**GOAL**:
Quote the records that follow in full and exactly; leave out the pictures.

**DATA TO PROCESS**:
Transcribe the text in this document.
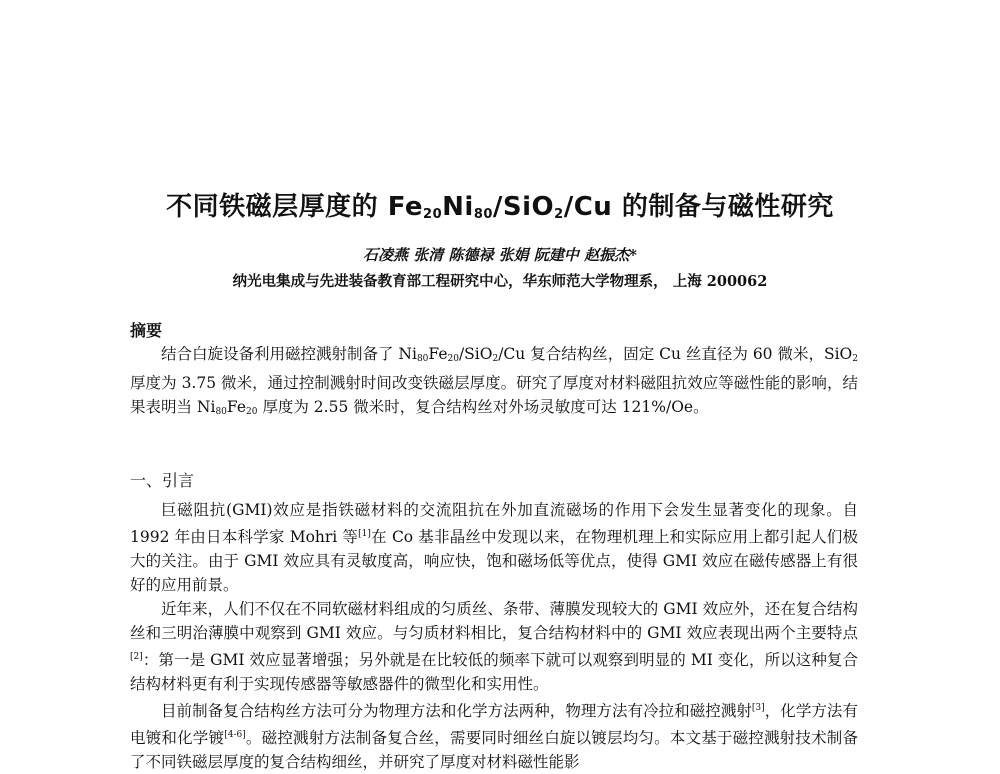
不同铁磁层厚度的 $Fe_{20}Ni_{80}/SiO_2/Cu$ 的制备与磁性研究
石凌燕 张清 陈德禄 张娟 阮建中 赵振杰*
纳光电集成与先进装备教育部工程研究中心，华东师范大学物理系， 上海 200062
摘要

结合白旋设备利用磁控溅射制备了 $Ni_{80}Fe_{20}/SiO_2/Cu$ 复合结构丝，固定 Cu 丝直径为 60 微米，SiO$_2$ 厚度为 3.75 微米，通过控制溅射时间改变铁磁层厚度。研究了厚度对材料磁阻抗效应等磁性能的影响，结果表明当 $Ni_{80}Fe_{20}$ 厚度为 2.55 微米时，复合结构丝对外场灵敏度可达 121%/Oe。

一、引言

巨磁阻抗(GMI)效应是指铁磁材料的交流阻抗在外加直流磁场的作用下会发生显著变化的现象。自 1992 年由日本科学家 Mohri 等[1]在 Co 基非晶丝中发现以来，在物理机理上和实际应用上都引起人们极大的关注。由于 GMI 效应具有灵敏度高，响应快，饱和磁场低等优点，使得 GMI 效应在磁传感器上有很好的应用前景。

近年来，人们不仅在不同软磁材料组成的匀质丝、条带、薄膜发现较大的 GMI 效应外，还在复合结构丝和三明治薄膜中观察到 GMI 效应。与匀质材料相比，复合结构材料中的 GMI 效应表现出两个主要特点[2]：第一是 GMI 效应显著增强；另外就是在比较低的频率下就可以观察到明显的 MI 变化，所以这种复合结构材料更有利于实现传感器等敏感器件的微型化和实用性。

目前制备复合结构丝方法可分为物理方法和化学方法两种，物理方法有冷拉和磁控溅射[3]，化学方法有电镀和化学镀[4-6]。磁控溅射方法制备复合丝，需要同时细丝白旋以镀层均匀。本文基于磁控溅射技术制备了不同铁磁层厚度的复合结构细丝，并研究了厚度对材料磁性能影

**OUTPUT FOR THIS EXERCISE**:
Transcribe the text in this document.
不同铁磁层厚度的 $Fe_{20}Ni_{80}/SiO_2/Cu$ 的制备与磁性研究
石凌燕 张清 陈德禄 张娟 阮建中 赵振杰*
纳光电集成与先进装备教育部工程研究中心，华东师范大学物理系， 上海 200062
摘要

结合白旋设备利用磁控溅射制备了 $Ni_{80}Fe_{20}/SiO_2/Cu$ 复合结构丝，固定 Cu 丝直径为 60 微米，SiO$_2$ 厚度为 3.75 微米，通过控制溅射时间改变铁磁层厚度。研究了厚度对材料磁阻抗效应等磁性能的影响，结果表明当 $Ni_{80}Fe_{20}$ 厚度为 2.55 微米时，复合结构丝对外场灵敏度可达 121%/Oe。

一、引言

巨磁阻抗(GMI)效应是指铁磁材料的交流阻抗在外加直流磁场的作用下会发生显著变化的现象。自 1992 年由日本科学家 Mohri 等[1]在 Co 基非晶丝中发现以来，在物理机理上和实际应用上都引起人们极大的关注。由于 GMI 效应具有灵敏度高，响应快，饱和磁场低等优点，使得 GMI 效应在磁传感器上有很好的应用前景。

近年来，人们不仅在不同软磁材料组成的匀质丝、条带、薄膜发现较大的 GMI 效应外，还在复合结构丝和三明治薄膜中观察到 GMI 效应。与匀质材料相比，复合结构材料中的 GMI 效应表现出两个主要特点[2]：第一是 GMI 效应显著增强；另外就是在比较低的频率下就可以观察到明显的 MI 变化，所以这种复合结构材料更有利于实现传感器等敏感器件的微型化和实用性。

目前制备复合结构丝方法可分为物理方法和化学方法两种，物理方法有冷拉和磁控溅射[3]，化学方法有电镀和化学镀[4-6]。磁控溅射方法制备复合丝，需要同时细丝白旋以镀层均匀。本文基于磁控溅射技术制备了不同铁磁层厚度的复合结构细丝，并研究了厚度对材料磁性能影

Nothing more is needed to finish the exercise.